• **Description of the task**: From the records below, pull each line that has "yield".

= = = =

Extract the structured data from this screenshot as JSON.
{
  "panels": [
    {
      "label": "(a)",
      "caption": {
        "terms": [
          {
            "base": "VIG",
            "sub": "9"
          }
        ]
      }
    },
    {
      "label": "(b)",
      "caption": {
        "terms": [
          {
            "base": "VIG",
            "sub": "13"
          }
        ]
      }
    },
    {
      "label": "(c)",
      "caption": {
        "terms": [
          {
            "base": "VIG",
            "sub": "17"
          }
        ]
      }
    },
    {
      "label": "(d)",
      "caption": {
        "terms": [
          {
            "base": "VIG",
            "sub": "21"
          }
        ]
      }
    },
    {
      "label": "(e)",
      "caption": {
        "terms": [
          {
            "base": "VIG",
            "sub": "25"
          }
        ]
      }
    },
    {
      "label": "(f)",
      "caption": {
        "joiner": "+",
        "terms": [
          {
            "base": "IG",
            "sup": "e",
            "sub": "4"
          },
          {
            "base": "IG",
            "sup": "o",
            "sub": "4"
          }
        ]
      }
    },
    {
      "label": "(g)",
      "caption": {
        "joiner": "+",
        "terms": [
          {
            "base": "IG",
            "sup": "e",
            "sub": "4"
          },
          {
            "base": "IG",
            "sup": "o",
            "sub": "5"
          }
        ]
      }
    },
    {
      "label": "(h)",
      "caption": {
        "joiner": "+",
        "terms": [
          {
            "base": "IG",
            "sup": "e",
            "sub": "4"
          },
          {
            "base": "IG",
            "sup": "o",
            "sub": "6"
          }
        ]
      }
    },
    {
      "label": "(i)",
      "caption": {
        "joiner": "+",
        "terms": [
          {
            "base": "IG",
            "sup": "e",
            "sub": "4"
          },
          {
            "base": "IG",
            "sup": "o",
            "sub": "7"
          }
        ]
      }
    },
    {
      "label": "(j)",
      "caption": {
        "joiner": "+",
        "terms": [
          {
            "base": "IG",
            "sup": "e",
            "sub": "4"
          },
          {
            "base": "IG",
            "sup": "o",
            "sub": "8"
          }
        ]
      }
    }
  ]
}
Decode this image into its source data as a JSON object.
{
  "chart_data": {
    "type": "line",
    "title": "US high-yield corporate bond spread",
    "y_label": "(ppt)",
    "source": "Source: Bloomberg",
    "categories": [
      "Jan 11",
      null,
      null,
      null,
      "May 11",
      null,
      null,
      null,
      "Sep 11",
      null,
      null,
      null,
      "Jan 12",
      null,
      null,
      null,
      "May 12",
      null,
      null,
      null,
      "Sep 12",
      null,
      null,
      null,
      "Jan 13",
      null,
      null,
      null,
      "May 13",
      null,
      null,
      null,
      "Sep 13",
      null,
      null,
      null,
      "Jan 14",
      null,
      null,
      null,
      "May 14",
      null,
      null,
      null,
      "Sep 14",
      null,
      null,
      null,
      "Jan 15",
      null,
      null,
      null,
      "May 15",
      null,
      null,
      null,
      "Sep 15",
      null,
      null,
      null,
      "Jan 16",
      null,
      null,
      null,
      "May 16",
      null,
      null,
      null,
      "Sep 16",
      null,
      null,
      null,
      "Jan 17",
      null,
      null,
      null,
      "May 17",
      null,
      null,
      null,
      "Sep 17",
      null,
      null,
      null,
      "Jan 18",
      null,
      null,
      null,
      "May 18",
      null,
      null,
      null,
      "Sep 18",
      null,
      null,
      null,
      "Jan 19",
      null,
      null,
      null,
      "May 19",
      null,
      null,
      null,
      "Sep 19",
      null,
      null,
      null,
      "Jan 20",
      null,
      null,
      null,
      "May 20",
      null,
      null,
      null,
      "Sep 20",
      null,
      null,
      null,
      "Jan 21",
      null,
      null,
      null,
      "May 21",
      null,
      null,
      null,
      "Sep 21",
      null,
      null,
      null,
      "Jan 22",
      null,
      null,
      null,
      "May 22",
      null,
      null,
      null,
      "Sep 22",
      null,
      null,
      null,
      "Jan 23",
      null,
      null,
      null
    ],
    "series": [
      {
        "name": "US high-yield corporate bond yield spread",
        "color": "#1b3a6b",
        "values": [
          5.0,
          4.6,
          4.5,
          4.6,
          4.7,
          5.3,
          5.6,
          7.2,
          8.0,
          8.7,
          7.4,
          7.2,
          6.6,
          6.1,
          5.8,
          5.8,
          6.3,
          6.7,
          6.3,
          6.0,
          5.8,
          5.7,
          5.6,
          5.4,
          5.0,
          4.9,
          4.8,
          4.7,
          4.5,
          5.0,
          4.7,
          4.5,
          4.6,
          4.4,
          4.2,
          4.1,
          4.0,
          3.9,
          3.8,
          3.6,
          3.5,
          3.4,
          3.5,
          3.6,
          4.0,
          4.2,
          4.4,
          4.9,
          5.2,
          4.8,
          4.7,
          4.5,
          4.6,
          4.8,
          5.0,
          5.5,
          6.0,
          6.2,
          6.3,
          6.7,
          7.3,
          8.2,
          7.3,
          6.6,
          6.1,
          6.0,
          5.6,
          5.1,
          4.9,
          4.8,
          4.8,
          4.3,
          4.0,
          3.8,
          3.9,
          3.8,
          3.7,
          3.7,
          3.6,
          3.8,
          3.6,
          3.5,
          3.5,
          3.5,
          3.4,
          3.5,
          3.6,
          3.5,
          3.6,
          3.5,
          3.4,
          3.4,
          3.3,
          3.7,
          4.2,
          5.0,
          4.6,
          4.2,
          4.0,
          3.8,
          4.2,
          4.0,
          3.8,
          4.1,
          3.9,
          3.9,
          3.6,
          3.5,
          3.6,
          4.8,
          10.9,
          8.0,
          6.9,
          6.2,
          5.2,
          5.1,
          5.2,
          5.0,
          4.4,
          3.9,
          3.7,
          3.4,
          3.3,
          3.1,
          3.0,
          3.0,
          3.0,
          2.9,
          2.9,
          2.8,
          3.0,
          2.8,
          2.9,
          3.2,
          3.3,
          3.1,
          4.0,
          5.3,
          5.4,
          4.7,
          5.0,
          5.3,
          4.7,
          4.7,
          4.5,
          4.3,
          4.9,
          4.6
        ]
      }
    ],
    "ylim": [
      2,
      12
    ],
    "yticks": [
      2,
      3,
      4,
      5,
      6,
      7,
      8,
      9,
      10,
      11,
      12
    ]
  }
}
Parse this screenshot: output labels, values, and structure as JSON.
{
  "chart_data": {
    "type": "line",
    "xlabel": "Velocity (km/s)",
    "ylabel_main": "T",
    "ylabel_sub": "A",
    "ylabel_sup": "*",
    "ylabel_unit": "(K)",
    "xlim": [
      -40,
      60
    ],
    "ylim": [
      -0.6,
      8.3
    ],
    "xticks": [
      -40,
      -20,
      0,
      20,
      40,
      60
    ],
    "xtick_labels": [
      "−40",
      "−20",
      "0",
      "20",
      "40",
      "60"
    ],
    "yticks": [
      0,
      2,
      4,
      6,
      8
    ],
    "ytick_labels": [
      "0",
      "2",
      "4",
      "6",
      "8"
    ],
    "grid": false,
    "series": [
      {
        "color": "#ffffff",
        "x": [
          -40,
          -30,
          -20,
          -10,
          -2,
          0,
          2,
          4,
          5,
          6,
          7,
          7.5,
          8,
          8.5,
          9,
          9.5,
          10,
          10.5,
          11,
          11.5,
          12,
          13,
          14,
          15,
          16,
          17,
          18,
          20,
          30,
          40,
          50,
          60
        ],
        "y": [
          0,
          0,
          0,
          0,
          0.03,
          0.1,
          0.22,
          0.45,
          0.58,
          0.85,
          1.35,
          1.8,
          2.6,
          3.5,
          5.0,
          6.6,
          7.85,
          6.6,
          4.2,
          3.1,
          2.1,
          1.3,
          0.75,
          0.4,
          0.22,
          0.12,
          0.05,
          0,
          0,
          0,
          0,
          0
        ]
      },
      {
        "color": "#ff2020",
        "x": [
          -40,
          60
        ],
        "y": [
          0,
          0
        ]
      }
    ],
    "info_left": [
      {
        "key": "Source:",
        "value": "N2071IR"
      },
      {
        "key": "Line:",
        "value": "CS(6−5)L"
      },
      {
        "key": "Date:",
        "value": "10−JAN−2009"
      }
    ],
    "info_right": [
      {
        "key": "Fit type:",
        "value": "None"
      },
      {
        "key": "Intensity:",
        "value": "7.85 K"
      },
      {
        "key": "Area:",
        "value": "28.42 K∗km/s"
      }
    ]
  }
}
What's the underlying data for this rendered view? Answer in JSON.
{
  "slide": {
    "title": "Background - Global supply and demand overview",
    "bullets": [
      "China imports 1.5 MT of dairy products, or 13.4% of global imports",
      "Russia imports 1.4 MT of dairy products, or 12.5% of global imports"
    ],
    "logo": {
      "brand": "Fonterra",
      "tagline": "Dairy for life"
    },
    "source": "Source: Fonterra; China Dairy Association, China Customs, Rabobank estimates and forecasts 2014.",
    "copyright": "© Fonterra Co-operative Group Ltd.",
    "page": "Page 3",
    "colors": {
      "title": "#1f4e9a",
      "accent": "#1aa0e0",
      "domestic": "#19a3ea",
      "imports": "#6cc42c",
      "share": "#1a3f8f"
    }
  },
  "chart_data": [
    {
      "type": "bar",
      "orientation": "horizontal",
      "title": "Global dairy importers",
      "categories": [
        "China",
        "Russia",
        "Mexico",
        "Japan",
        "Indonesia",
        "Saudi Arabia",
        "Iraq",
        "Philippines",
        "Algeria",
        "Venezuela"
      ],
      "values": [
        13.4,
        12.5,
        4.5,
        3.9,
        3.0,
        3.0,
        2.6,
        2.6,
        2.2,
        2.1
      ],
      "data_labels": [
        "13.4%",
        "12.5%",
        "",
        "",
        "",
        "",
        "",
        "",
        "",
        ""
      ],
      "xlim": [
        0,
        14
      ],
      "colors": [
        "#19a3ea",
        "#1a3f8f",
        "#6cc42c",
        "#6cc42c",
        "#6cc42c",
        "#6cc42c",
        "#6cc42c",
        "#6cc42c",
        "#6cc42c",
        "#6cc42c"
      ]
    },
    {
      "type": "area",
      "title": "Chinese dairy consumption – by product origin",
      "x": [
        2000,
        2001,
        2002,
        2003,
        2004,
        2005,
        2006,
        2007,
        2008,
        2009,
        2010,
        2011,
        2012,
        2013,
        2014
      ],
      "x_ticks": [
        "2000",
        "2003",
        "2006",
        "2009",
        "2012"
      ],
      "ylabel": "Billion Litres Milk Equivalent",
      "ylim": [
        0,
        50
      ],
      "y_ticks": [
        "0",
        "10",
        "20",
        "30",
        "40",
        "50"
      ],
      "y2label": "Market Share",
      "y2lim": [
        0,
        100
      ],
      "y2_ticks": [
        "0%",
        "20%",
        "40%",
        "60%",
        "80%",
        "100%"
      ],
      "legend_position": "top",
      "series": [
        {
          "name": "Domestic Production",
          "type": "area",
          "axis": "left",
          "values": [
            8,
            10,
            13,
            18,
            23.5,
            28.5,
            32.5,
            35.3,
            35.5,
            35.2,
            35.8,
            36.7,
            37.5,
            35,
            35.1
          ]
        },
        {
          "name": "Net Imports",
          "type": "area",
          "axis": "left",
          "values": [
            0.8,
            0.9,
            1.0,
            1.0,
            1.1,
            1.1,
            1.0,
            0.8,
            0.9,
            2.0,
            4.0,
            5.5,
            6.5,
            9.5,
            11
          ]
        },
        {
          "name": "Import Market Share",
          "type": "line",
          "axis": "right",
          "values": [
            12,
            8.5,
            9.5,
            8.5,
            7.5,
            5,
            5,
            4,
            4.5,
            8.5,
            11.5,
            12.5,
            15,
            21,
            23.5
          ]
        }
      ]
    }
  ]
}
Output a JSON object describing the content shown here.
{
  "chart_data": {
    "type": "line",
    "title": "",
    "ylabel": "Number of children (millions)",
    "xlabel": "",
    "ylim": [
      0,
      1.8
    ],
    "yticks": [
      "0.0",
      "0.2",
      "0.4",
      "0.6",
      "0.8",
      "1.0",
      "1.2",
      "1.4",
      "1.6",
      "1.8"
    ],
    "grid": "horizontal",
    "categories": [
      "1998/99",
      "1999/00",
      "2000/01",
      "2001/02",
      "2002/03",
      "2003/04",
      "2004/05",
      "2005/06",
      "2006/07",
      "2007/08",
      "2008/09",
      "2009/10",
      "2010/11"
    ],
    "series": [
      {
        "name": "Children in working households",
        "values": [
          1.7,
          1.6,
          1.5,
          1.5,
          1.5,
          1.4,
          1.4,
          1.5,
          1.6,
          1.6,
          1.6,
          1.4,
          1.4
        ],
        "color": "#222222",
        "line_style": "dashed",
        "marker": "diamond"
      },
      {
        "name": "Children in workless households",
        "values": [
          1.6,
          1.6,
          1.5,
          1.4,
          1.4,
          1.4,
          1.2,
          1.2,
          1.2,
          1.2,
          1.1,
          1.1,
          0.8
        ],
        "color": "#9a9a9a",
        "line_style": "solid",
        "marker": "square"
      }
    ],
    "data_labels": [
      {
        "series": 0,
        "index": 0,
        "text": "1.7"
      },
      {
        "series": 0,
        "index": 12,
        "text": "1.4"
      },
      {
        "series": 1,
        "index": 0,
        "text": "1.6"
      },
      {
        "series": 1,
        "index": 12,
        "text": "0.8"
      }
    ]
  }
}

= = = =

• **The reply**:
    "title": "US high-yield corporate bond spread",
        "name": "US high-yield corporate bond yield spread",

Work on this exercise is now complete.